[Dataset rows]

***

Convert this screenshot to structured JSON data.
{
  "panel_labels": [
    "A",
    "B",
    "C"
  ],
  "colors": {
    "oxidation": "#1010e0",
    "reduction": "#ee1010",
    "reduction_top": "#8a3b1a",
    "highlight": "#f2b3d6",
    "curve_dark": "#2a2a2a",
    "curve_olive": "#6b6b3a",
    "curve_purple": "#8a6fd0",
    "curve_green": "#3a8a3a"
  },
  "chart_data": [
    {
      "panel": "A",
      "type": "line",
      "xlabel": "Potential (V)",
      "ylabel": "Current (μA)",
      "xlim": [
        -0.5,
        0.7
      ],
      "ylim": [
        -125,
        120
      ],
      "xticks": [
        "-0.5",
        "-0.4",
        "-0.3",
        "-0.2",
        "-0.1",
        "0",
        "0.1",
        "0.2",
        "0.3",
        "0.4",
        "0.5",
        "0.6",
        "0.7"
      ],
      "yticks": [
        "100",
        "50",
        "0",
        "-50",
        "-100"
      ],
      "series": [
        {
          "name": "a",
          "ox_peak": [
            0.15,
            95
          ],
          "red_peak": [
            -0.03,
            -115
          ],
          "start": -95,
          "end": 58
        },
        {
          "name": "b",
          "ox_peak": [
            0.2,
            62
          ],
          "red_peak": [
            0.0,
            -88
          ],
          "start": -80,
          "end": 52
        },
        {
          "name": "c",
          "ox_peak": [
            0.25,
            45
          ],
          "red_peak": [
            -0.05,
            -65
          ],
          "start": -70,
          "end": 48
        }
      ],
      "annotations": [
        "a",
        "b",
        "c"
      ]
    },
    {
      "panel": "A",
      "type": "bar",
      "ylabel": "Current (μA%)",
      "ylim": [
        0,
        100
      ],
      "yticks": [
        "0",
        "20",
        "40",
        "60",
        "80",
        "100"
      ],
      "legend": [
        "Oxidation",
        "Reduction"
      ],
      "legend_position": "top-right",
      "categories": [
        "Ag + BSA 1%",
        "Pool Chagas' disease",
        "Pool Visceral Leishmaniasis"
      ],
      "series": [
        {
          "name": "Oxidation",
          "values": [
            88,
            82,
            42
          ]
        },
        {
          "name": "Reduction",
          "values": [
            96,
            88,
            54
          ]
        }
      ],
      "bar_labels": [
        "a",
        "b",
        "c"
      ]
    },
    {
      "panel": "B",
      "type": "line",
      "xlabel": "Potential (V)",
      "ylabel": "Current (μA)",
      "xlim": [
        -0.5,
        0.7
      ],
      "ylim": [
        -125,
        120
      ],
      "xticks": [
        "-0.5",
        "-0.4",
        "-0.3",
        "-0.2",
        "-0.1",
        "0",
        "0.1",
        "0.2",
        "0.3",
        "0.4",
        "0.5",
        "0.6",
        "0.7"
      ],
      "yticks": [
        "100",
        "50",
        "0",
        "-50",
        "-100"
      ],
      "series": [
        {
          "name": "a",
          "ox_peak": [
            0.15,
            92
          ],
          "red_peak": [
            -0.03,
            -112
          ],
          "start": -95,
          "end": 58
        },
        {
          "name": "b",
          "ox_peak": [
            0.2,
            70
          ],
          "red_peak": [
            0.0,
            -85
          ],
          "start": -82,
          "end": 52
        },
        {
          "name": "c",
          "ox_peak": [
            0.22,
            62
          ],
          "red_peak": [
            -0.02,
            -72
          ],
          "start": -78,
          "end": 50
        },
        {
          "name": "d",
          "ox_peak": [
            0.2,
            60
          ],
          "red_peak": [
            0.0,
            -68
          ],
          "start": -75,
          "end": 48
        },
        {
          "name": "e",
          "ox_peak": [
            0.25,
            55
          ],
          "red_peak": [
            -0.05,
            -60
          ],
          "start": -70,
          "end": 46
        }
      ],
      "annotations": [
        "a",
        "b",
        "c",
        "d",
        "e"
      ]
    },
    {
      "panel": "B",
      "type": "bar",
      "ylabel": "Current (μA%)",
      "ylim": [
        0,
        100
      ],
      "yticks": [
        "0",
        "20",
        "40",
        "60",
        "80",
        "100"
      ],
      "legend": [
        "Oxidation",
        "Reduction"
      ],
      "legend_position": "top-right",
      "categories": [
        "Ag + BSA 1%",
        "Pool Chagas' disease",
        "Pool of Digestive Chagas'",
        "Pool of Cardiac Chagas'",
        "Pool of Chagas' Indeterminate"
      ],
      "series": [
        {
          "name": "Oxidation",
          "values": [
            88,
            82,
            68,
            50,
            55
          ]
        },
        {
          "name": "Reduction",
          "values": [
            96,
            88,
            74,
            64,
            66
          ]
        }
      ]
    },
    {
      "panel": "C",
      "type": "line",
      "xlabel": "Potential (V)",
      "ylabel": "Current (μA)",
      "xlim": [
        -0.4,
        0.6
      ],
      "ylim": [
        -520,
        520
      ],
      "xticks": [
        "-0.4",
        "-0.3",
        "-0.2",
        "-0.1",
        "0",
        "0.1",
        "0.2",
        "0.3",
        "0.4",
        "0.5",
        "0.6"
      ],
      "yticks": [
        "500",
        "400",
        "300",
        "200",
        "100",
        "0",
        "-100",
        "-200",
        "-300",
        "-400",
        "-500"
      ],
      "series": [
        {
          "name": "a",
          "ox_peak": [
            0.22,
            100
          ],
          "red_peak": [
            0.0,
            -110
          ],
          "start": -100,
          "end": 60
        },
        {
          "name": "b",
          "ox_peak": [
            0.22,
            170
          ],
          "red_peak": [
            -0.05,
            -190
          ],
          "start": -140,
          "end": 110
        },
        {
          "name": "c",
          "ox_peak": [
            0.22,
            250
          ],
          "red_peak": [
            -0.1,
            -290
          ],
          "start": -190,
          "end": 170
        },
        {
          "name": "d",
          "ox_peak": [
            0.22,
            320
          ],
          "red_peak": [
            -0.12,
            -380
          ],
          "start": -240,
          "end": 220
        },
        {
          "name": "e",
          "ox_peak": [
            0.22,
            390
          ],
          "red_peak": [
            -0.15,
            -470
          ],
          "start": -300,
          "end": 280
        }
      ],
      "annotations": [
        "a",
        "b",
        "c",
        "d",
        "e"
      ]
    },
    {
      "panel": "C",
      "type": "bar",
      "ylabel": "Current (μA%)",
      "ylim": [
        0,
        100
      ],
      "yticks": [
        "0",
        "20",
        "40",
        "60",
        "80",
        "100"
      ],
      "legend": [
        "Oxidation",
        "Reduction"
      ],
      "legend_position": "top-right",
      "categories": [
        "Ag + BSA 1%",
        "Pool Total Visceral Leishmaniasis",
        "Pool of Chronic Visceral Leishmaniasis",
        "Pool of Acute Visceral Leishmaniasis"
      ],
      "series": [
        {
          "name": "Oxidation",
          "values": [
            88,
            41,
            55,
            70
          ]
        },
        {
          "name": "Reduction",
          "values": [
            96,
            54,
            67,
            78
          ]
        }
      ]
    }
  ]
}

***

▸ **TASK PROMPT**
Out of the material above, select every line that holds the string "Visceral".

▸ **SOLUTION**
        "Pool Visceral Leishmaniasis"
        "Pool Total Visceral Leishmaniasis",
        "Pool of Chronic Visceral Leishmaniasis",
        "Pool of Acute Visceral Leishmaniasis"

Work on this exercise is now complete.